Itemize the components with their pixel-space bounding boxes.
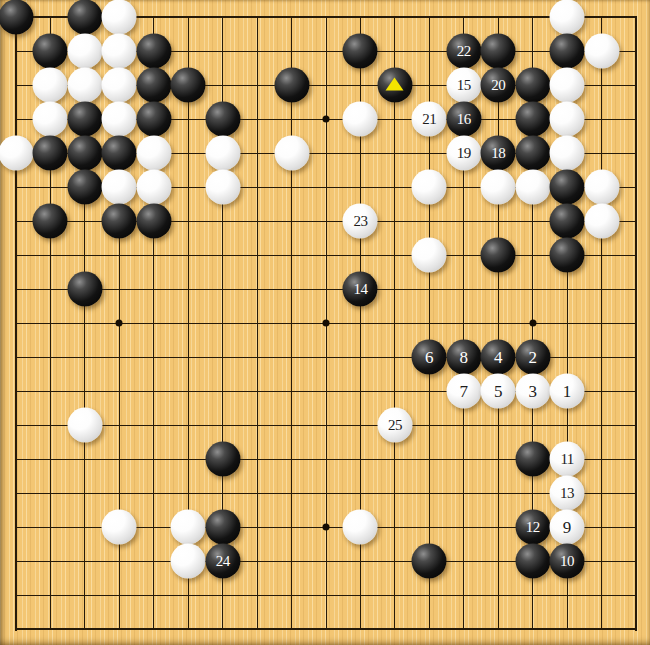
triangle-marker-icon [386, 77, 404, 90]
black-stone [67, 102, 102, 137]
black-stone [67, 136, 102, 171]
black-stone [136, 68, 171, 103]
black-stone [136, 34, 171, 69]
white-stone [67, 34, 102, 69]
black-stone [102, 136, 137, 171]
white-stone [584, 34, 619, 69]
black-stone [33, 204, 68, 239]
black-stone [102, 204, 137, 239]
move-number: 20 [491, 78, 505, 93]
black-stone: 24 [205, 544, 240, 579]
star-point [529, 320, 536, 327]
black-stone [205, 510, 240, 545]
black-stone [515, 68, 550, 103]
move-number: 12 [526, 520, 540, 535]
white-stone: 5 [481, 374, 516, 409]
white-stone [481, 170, 516, 205]
move-number: 16 [457, 112, 471, 127]
white-stone [102, 102, 137, 137]
white-stone: 15 [446, 68, 481, 103]
move-number: 7 [460, 383, 469, 400]
white-stone: 13 [550, 476, 585, 511]
white-stone [205, 136, 240, 171]
black-stone: 18 [481, 136, 516, 171]
white-stone [102, 170, 137, 205]
white-stone [171, 544, 206, 579]
white-stone [550, 0, 585, 35]
white-stone [67, 408, 102, 443]
white-stone [550, 136, 585, 171]
move-number: 18 [491, 146, 505, 161]
black-stone: 12 [515, 510, 550, 545]
black-stone [343, 34, 378, 69]
star-point [323, 116, 330, 123]
white-stone [550, 102, 585, 137]
move-number: 21 [422, 112, 436, 127]
star-point [323, 524, 330, 531]
grid-line-vertical [15, 17, 17, 631]
white-stone [67, 68, 102, 103]
white-stone [205, 170, 240, 205]
black-stone [550, 238, 585, 273]
move-number: 8 [460, 349, 469, 366]
white-stone [102, 34, 137, 69]
grid-line-vertical [601, 17, 602, 630]
white-stone [584, 204, 619, 239]
black-stone [515, 544, 550, 579]
black-stone [33, 34, 68, 69]
white-stone [584, 170, 619, 205]
move-number: 9 [563, 519, 572, 536]
black-stone [515, 136, 550, 171]
move-number: 24 [216, 554, 230, 569]
black-stone [481, 34, 516, 69]
white-stone [33, 102, 68, 137]
black-stone: 2 [515, 340, 550, 375]
black-stone [67, 170, 102, 205]
black-stone [136, 102, 171, 137]
black-stone [274, 68, 309, 103]
move-number: 25 [388, 418, 402, 433]
grid-line-horizontal [15, 628, 637, 630]
black-stone [481, 238, 516, 273]
move-number: 3 [528, 383, 537, 400]
white-stone [33, 68, 68, 103]
move-number: 15 [457, 78, 471, 93]
grid-line-vertical [394, 17, 395, 630]
grid-line-horizontal [15, 425, 637, 426]
white-stone [343, 510, 378, 545]
white-stone [136, 170, 171, 205]
grid-line-vertical [291, 17, 292, 630]
black-stone [550, 34, 585, 69]
black-stone [33, 136, 68, 171]
white-stone [171, 510, 206, 545]
black-stone [515, 442, 550, 477]
white-stone: 3 [515, 374, 550, 409]
white-stone: 9 [550, 510, 585, 545]
black-stone [205, 442, 240, 477]
star-point [116, 320, 123, 327]
grid-line-horizontal [15, 595, 637, 596]
white-stone: 1 [550, 374, 585, 409]
white-stone [102, 510, 137, 545]
white-stone [102, 0, 137, 35]
move-number: 2 [528, 349, 537, 366]
white-stone [0, 136, 34, 171]
white-stone [515, 170, 550, 205]
white-stone [136, 136, 171, 171]
black-stone [0, 0, 34, 35]
white-stone: 11 [550, 442, 585, 477]
grid-line-horizontal [15, 493, 637, 494]
white-stone: 25 [377, 408, 412, 443]
black-stone [171, 68, 206, 103]
black-stone: 10 [550, 544, 585, 579]
white-stone [102, 68, 137, 103]
white-stone [343, 102, 378, 137]
black-stone [515, 102, 550, 137]
black-stone: 20 [481, 68, 516, 103]
move-number: 6 [425, 349, 434, 366]
black-stone: 4 [481, 340, 516, 375]
black-stone [550, 170, 585, 205]
black-stone: 14 [343, 272, 378, 307]
move-number: 19 [457, 146, 471, 161]
black-stone [67, 272, 102, 307]
white-stone: 21 [412, 102, 447, 137]
move-number: 14 [353, 282, 367, 297]
white-stone [412, 238, 447, 273]
black-stone: 22 [446, 34, 481, 69]
move-number: 11 [560, 452, 573, 467]
move-number: 10 [560, 554, 574, 569]
black-stone: 16 [446, 102, 481, 137]
grid-line-vertical [257, 17, 258, 630]
move-number: 5 [494, 383, 503, 400]
move-number: 4 [494, 349, 503, 366]
move-number: 22 [457, 44, 471, 59]
white-stone: 23 [343, 204, 378, 239]
white-stone [412, 170, 447, 205]
black-stone [67, 0, 102, 35]
black-stone [377, 68, 412, 103]
star-point [323, 320, 330, 327]
move-number: 13 [560, 486, 574, 501]
white-stone: 7 [446, 374, 481, 409]
white-stone [274, 136, 309, 171]
black-stone [550, 204, 585, 239]
grid-line-vertical [635, 17, 637, 631]
move-number: 1 [563, 383, 572, 400]
black-stone [136, 204, 171, 239]
black-stone [205, 102, 240, 137]
white-stone [550, 68, 585, 103]
white-stone: 19 [446, 136, 481, 171]
go-board[interactable]: 221520211619182314684275312511131292410 [0, 0, 650, 645]
black-stone: 8 [446, 340, 481, 375]
grid-line-vertical [498, 17, 499, 630]
move-number: 23 [353, 214, 367, 229]
black-stone: 6 [412, 340, 447, 375]
black-stone [412, 544, 447, 579]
== == ==
Your instructions:
Output the part of the listing that opens with the line containing "triangle-marker-icon [386, 77, 404, 90]" and closes with the line containing "white-stone [205, 170, 240, 205]" as a JSON list of strings, one string per line, with both of those lines included and blank lines left out.

Result for this exercise:
[
  "triangle-marker-icon [386, 77, 404, 90]",
  "black-stone [67, 102, 102, 137]",
  "black-stone [67, 136, 102, 171]",
  "black-stone [136, 68, 171, 103]",
  "black-stone [136, 34, 171, 69]",
  "white-stone [67, 34, 102, 69]",
  "black-stone [102, 136, 137, 171]",
  "white-stone [584, 34, 619, 69]",
  "black-stone [33, 204, 68, 239]",
  "black-stone [102, 204, 137, 239]",
  "move-number: 20 [491, 78, 505, 93]",
  "black-stone: 24 [205, 544, 240, 579]",
  "star-point [529, 320, 536, 327]",
  "black-stone [205, 510, 240, 545]",
  "black-stone [515, 68, 550, 103]",
  "move-number: 12 [526, 520, 540, 535]",
  "white-stone: 5 [481, 374, 516, 409]",
  "white-stone [481, 170, 516, 205]",
  "move-number: 16 [457, 112, 471, 127]",
  "white-stone [102, 102, 137, 137]",
  "white-stone: 15 [446, 68, 481, 103]",
  "move-number: 7 [460, 383, 469, 400]",
  "white-stone: 13 [550, 476, 585, 511]",
  "white-stone [205, 136, 240, 171]",
  "black-stone: 18 [481, 136, 516, 171]",
  "white-stone [102, 170, 137, 205]",
  "white-stone [171, 544, 206, 579]",
  "white-stone [550, 0, 585, 35]",
  "white-stone [67, 408, 102, 443]",
  "white-stone [550, 136, 585, 171]",
  "move-number: 18 [491, 146, 505, 161]",
  "black-stone: 12 [515, 510, 550, 545]",
  "black-stone [343, 34, 378, 69]",
  "star-point [323, 116, 330, 123]",
  "white-stone [550, 102, 585, 137]",
  "move-number: 21 [422, 112, 436, 127]",
  "star-point [323, 524, 330, 531]",
  "grid-line-vertical [15, 17, 17, 631]",
  "white-stone [67, 68, 102, 103]",
  "white-stone [205, 170, 240, 205]"
]